Look through the data below and count each line where the word "xlabel" appears. Reply with the count alone.
..............................
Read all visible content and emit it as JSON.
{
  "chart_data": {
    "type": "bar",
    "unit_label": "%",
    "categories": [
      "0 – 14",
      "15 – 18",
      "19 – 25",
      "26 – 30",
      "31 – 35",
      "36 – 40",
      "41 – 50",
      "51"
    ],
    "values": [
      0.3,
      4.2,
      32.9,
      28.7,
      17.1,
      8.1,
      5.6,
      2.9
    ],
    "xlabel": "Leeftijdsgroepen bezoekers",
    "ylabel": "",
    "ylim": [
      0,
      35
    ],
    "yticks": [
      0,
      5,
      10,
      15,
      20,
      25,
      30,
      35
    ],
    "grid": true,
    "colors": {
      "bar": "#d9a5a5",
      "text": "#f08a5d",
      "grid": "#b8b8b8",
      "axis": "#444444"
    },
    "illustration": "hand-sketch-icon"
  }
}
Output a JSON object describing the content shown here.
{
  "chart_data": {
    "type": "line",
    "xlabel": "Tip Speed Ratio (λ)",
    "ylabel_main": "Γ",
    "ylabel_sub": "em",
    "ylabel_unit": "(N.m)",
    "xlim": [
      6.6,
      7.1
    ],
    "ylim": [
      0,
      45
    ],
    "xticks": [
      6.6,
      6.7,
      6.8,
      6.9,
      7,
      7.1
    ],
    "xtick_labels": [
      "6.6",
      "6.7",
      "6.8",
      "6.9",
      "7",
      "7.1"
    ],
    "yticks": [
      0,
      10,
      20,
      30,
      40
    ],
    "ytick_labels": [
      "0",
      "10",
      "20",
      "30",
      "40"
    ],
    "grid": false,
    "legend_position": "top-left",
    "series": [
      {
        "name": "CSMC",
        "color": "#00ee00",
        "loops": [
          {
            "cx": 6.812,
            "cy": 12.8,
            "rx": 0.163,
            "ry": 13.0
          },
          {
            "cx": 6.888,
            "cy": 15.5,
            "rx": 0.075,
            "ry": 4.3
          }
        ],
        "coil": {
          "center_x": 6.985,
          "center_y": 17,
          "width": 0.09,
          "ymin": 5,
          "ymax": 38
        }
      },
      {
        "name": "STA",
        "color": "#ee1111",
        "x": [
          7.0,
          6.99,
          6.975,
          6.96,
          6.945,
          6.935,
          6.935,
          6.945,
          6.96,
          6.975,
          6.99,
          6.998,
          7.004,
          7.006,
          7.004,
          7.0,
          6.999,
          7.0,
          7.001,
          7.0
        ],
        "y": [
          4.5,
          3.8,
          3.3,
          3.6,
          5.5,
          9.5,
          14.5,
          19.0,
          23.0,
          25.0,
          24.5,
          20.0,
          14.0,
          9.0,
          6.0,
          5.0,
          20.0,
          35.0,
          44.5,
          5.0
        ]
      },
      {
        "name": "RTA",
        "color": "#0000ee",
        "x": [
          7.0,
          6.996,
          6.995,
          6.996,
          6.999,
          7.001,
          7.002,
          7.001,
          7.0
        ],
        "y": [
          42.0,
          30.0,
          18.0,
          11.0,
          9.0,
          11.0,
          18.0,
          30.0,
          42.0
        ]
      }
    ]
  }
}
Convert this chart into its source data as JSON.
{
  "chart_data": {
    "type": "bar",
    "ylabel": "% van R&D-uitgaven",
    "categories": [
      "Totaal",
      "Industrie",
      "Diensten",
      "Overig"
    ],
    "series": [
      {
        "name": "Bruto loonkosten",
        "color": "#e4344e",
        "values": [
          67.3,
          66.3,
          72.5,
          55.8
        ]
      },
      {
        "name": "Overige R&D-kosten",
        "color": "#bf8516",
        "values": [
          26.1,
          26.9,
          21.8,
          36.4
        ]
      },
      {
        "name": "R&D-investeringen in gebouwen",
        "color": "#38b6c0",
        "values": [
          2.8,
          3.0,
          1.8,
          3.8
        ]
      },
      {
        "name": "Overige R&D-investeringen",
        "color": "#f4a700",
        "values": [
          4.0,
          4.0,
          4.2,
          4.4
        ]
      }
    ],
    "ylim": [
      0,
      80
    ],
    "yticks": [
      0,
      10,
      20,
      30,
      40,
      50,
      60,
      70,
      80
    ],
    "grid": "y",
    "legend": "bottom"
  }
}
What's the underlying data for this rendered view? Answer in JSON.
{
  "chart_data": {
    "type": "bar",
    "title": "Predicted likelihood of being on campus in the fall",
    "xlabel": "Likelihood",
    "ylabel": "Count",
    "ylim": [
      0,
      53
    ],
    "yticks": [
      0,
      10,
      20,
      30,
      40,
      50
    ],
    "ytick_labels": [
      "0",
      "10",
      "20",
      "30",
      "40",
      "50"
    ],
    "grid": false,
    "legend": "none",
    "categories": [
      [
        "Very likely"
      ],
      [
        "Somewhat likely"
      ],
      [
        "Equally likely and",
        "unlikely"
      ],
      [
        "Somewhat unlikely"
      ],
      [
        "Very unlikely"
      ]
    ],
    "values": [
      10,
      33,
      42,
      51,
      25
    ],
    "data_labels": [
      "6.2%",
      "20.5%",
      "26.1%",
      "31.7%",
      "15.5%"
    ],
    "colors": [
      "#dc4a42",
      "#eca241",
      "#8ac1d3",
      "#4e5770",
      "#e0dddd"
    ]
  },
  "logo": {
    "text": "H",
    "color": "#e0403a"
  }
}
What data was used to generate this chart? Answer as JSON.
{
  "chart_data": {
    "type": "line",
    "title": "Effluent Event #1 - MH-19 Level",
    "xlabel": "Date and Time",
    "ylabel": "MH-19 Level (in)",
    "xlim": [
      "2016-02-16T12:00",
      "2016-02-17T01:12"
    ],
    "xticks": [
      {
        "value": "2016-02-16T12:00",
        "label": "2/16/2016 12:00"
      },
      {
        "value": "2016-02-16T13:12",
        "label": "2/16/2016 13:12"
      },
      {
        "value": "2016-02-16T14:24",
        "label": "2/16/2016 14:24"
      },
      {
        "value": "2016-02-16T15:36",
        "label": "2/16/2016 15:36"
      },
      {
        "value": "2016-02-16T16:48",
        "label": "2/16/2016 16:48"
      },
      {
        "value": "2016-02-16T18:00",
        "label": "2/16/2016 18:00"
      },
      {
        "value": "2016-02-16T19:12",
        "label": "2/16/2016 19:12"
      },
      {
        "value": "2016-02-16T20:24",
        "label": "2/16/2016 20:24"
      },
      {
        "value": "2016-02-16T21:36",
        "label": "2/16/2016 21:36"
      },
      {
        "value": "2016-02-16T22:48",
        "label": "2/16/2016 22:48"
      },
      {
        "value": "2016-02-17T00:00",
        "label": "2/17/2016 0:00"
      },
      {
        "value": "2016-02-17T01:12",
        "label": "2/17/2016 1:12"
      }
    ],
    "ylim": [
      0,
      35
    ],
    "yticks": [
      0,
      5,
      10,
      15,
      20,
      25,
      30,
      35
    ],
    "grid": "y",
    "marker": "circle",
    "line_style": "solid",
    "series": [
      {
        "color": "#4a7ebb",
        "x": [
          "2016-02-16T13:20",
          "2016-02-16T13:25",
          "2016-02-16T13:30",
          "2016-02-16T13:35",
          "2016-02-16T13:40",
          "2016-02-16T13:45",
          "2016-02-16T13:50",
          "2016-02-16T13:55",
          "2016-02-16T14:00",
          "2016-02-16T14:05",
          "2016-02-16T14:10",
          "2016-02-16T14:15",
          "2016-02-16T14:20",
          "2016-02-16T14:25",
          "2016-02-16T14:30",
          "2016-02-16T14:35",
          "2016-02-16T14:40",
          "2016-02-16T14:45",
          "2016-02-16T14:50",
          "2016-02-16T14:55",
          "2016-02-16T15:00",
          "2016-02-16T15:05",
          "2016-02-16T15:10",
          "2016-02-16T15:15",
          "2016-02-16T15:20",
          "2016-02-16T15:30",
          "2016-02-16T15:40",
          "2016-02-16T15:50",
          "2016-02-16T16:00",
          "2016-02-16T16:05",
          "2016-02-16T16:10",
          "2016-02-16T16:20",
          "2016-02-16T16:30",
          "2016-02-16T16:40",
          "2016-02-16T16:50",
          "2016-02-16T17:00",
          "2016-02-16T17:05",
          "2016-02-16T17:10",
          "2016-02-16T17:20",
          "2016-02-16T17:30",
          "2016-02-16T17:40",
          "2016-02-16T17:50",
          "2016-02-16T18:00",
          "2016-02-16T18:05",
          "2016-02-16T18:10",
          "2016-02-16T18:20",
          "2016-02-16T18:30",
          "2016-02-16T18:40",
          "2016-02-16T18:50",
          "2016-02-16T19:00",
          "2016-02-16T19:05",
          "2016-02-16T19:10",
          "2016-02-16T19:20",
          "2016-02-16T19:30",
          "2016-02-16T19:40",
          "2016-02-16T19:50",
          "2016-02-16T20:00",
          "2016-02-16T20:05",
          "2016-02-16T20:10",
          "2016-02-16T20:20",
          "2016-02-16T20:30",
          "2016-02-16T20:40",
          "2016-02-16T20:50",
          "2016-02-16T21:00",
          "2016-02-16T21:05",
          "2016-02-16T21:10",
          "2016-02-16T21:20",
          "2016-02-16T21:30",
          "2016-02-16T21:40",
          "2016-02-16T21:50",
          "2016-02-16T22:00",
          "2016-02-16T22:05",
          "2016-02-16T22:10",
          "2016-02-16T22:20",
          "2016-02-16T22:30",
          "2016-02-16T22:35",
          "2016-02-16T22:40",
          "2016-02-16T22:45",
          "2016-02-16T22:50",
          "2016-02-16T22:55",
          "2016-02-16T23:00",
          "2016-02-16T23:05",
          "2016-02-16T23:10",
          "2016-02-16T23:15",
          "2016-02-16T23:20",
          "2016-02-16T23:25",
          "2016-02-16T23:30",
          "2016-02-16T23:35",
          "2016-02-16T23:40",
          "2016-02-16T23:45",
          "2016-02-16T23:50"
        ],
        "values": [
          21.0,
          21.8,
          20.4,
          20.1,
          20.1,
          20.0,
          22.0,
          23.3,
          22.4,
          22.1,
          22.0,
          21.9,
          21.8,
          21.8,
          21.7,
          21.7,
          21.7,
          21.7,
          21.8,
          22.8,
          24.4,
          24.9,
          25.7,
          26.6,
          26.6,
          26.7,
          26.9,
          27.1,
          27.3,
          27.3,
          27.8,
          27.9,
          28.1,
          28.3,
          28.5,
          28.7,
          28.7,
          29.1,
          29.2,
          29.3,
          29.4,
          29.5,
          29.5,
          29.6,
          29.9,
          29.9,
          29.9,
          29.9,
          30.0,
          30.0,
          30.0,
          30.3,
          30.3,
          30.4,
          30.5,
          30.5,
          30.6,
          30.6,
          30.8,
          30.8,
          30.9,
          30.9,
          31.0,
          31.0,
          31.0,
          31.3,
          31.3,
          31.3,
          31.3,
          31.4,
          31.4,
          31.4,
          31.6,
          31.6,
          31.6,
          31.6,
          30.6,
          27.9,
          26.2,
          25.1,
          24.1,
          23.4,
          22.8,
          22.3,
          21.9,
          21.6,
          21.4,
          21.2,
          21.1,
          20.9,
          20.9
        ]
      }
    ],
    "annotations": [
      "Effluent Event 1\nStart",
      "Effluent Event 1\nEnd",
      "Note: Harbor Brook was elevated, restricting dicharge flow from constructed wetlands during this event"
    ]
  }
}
..............................
The result: 4